INSTRUCTIONS TO FOLLOW >> Locate every line in the records below that contains the word "actor", and copy each one.

EXERCISE INPUTS >>

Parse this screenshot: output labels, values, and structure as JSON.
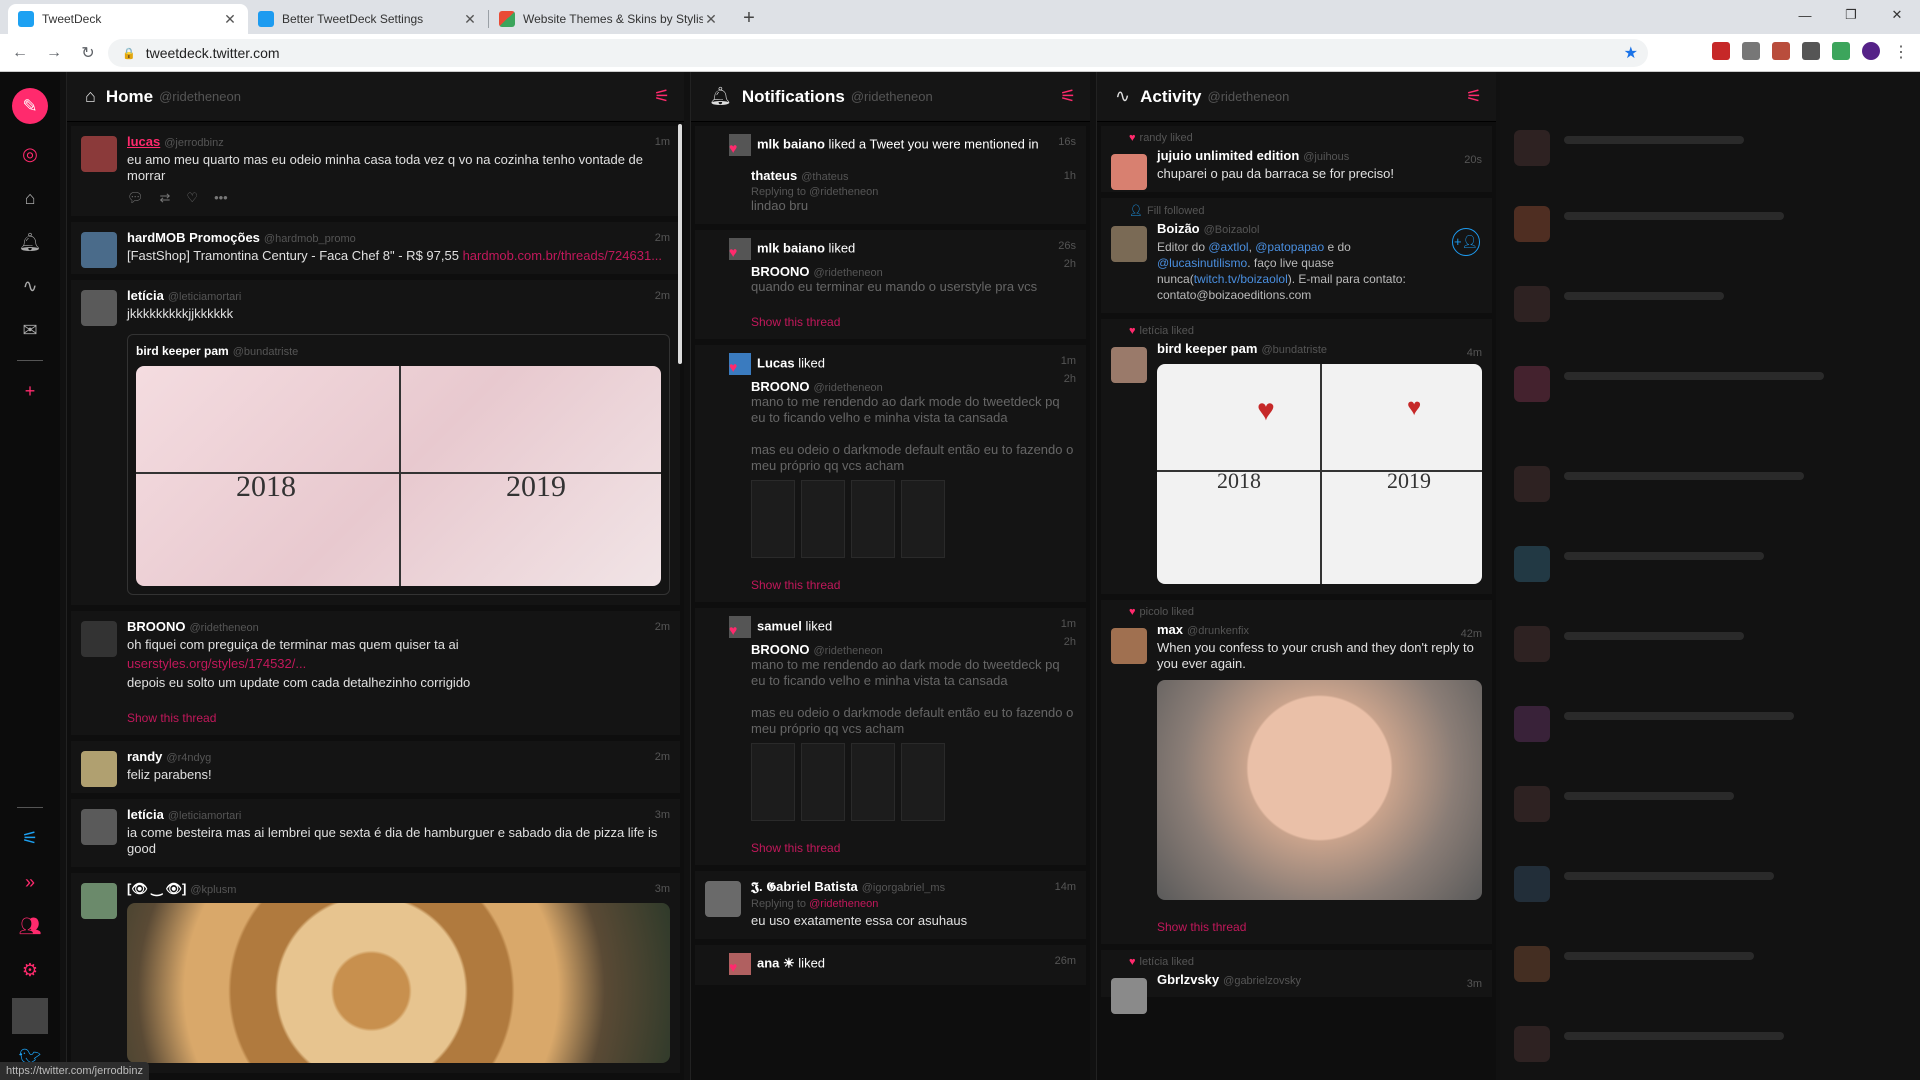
{
  "browser": {
    "tabs": [
      {
        "label": "TweetDeck",
        "active": true,
        "color": "#1da1f2"
      },
      {
        "label": "Better TweetDeck Settings",
        "active": false,
        "color": "#1d9bf0"
      },
      {
        "label": "Website Themes & Skins by Stylish",
        "active": false,
        "color": "#e94b35"
      }
    ],
    "url": "tweetdeck.twitter.com",
    "status_url": "https://twitter.com/jerrodbinz"
  },
  "columns": {
    "home": {
      "title": "Home",
      "handle": "@ridetheneon",
      "tweets": [
        {
          "name": "lucas",
          "handle": "@jerrodbinz",
          "time": "1m",
          "text": "eu amo meu quarto mas eu odeio minha casa toda vez q vo na cozinha tenho vontade de morrar"
        },
        {
          "name": "hardMOB Promoções",
          "handle": "@hardmob_promo",
          "time": "2m",
          "text": "[FastShop] Tramontina Century - Faca Chef 8\" - R$ 97,55",
          "link": "hardmob.com.br/threads/724631..."
        },
        {
          "name": "letícia",
          "handle": "@leticiamortari",
          "time": "2m",
          "text": "jkkkkkkkkkjjkkkkkk",
          "quote_name": "bird keeper pam",
          "quote_handle": "@bundatriste",
          "year1": "2018",
          "year2": "2019"
        },
        {
          "name": "BROONO",
          "handle": "@ridetheneon",
          "time": "2m",
          "text": "oh fiquei com preguiça de terminar mas quem quiser ta ai",
          "link": "userstyles.org/styles/174532/...",
          "text2": "depois eu solto um update com cada detalhezinho corrigido",
          "thread": "Show this thread"
        },
        {
          "name": "randy",
          "handle": "@r4ndyg",
          "time": "2m",
          "text": "feliz parabens!"
        },
        {
          "name": "letícia",
          "handle": "@leticiamortari",
          "time": "3m",
          "text": "ia come besteira mas ai lembrei que sexta é dia de hamburguer e sabado dia de pizza life is good"
        },
        {
          "name": "[👁 ‿ 👁]",
          "handle": "@kplusm",
          "time": "3m"
        }
      ]
    },
    "notifications": {
      "title": "Notifications",
      "handle": "@ridetheneon",
      "items": [
        {
          "actor": "mlk baiano",
          "action": "liked a Tweet you were mentioned in",
          "time": "16s",
          "name": "thateus",
          "handle": "@thateus",
          "time2": "1h",
          "reply": "Replying to",
          "reply_to": "@ridetheneon",
          "text": "lindao bru"
        },
        {
          "actor": "mlk baiano",
          "action": "liked",
          "time": "26s",
          "name": "BROONO",
          "handle": "@ridetheneon",
          "time2": "2h",
          "text": "quando eu terminar eu mando o userstyle pra vcs",
          "thread": "Show this thread"
        },
        {
          "actor": "Lucas",
          "action": "liked",
          "time": "1m",
          "name": "BROONO",
          "handle": "@ridetheneon",
          "time2": "2h",
          "text": "mano to me rendendo ao dark mode do tweetdeck pq eu to ficando velho e minha vista ta cansada",
          "text2": "mas eu odeio o darkmode default então eu to fazendo o meu próprio qq vcs acham",
          "thread": "Show this thread"
        },
        {
          "actor": "samuel",
          "action": "liked",
          "time": "1m",
          "name": "BROONO",
          "handle": "@ridetheneon",
          "time2": "2h",
          "text": "mano to me rendendo ao dark mode do tweetdeck pq eu to ficando velho e minha vista ta cansada",
          "text2": "mas eu odeio o darkmode default então eu to fazendo o meu próprio qq vcs acham",
          "thread": "Show this thread"
        },
        {
          "name": "𝕵. 𝕲abriel Batista",
          "handle": "@igorgabriel_ms",
          "time": "14m",
          "reply": "Replying to",
          "reply_to": "@ridetheneon",
          "text": "eu uso exatamente essa cor asuhaus"
        },
        {
          "actor": "ana ☀",
          "action": "liked",
          "time": "26m"
        }
      ]
    },
    "activity": {
      "title": "Activity",
      "handle": "@ridetheneon",
      "items": [
        {
          "label": "randy liked",
          "name": "jujuio unlimited edition",
          "handle": "@juihous",
          "time": "20s",
          "text": "chuparei o pau da barraca se for preciso!"
        },
        {
          "label": "Fill followed",
          "name": "Boizão",
          "handle": "@Boizaolol",
          "text_a": "Editor do ",
          "m1": "@axtlol",
          "text_b": ", ",
          "m2": "@patopapao",
          "text_c": " e do ",
          "m3": "@lucasinutilismo",
          "text_d": ". faço live quase nunca(",
          "m4": "twitch.tv/boizaolol",
          "text_e": "). E-mail para contato: contato@boizaoeditions.com"
        },
        {
          "label": "letícia liked",
          "name": "bird keeper pam",
          "handle": "@bundatriste",
          "time": "4m",
          "year1": "2018",
          "year2": "2019"
        },
        {
          "label": "picolo liked",
          "name": "max",
          "handle": "@drunkenfix",
          "time": "42m",
          "text": "When you confess to your crush and they don't reply to you ever again.",
          "thread": "Show this thread"
        },
        {
          "label": "letícia liked",
          "name": "Gbrlzvsky",
          "handle": "@gabrielzovsky",
          "time": "3m"
        }
      ]
    }
  }
}
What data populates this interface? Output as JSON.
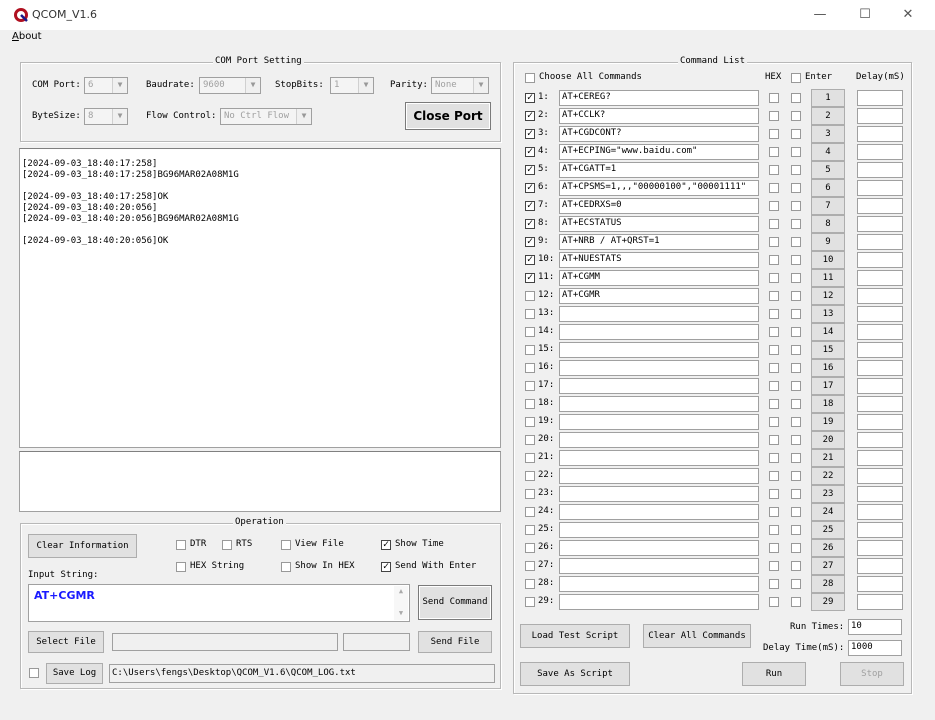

RESULT FOR THIS EXERCISE >>
          "actor": "mlk baiano",
          "actor": "mlk baiano",
          "actor": "Lucas",
          "actor": "samuel",
          "actor": "ana ☀",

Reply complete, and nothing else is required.